**Written task**
Below are records. Copy every line with "przez" in it.

**Material provided**

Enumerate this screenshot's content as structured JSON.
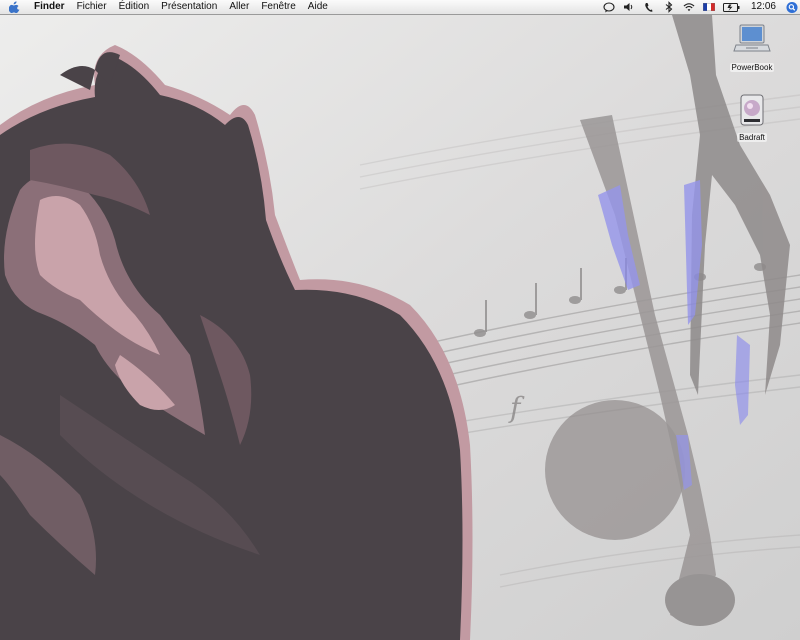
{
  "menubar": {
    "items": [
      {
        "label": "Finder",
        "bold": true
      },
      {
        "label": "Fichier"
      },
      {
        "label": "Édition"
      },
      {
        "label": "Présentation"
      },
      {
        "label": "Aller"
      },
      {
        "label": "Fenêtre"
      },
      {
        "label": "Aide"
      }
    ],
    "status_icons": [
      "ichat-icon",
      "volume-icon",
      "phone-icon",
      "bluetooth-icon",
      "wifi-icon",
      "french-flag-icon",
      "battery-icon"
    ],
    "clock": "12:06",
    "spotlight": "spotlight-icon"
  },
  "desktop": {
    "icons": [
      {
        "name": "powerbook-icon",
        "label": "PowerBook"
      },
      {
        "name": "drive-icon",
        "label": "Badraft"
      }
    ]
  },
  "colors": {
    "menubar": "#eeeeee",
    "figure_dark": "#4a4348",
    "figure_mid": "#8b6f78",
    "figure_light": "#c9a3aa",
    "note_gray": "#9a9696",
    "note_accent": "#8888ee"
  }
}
==
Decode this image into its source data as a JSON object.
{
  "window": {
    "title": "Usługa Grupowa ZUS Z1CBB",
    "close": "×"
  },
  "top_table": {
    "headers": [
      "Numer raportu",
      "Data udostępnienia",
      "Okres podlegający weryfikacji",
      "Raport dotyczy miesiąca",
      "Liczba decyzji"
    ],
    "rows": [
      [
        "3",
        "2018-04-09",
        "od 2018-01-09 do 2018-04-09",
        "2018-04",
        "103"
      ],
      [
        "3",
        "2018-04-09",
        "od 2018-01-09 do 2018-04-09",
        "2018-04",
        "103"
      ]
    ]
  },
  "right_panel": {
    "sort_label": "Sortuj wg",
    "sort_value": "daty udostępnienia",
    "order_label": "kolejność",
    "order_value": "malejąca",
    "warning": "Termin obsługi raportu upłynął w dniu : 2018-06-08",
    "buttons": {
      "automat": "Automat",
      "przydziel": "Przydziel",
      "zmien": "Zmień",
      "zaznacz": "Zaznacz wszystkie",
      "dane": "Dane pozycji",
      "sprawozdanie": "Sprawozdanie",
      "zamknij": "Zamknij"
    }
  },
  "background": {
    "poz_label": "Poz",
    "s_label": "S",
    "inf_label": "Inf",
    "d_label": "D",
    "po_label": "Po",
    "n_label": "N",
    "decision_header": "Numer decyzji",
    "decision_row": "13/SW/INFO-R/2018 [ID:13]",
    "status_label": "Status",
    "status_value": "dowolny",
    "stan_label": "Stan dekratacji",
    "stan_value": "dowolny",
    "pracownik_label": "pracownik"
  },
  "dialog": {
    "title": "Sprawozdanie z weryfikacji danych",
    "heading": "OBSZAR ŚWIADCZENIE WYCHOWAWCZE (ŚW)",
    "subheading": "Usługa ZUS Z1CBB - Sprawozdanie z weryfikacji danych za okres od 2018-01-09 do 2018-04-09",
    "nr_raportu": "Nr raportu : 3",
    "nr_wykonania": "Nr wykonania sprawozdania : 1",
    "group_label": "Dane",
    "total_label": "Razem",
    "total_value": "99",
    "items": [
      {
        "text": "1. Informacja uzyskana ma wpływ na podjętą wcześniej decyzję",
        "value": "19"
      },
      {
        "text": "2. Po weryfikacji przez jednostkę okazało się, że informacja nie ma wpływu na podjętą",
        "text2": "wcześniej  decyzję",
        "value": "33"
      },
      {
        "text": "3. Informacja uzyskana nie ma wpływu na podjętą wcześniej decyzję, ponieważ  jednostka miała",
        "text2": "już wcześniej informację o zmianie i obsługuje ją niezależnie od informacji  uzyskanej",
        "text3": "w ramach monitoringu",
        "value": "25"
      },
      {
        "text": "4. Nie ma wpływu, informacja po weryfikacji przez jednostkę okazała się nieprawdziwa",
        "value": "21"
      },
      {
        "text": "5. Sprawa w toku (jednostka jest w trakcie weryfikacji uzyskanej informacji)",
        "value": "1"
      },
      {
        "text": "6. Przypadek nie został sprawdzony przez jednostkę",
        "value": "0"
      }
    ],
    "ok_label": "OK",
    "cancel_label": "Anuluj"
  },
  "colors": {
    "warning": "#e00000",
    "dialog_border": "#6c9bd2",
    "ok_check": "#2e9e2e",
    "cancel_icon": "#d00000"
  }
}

**The answer**
        "text": "2. Po weryfikacji przez jednostkę okazało się, że informacja nie ma wpływu na podjętą",
        "text": "4. Nie ma wpływu, informacja po weryfikacji przez jednostkę okazała się nieprawdziwa",
        "text": "6. Przypadek nie został sprawdzony przez jednostkę",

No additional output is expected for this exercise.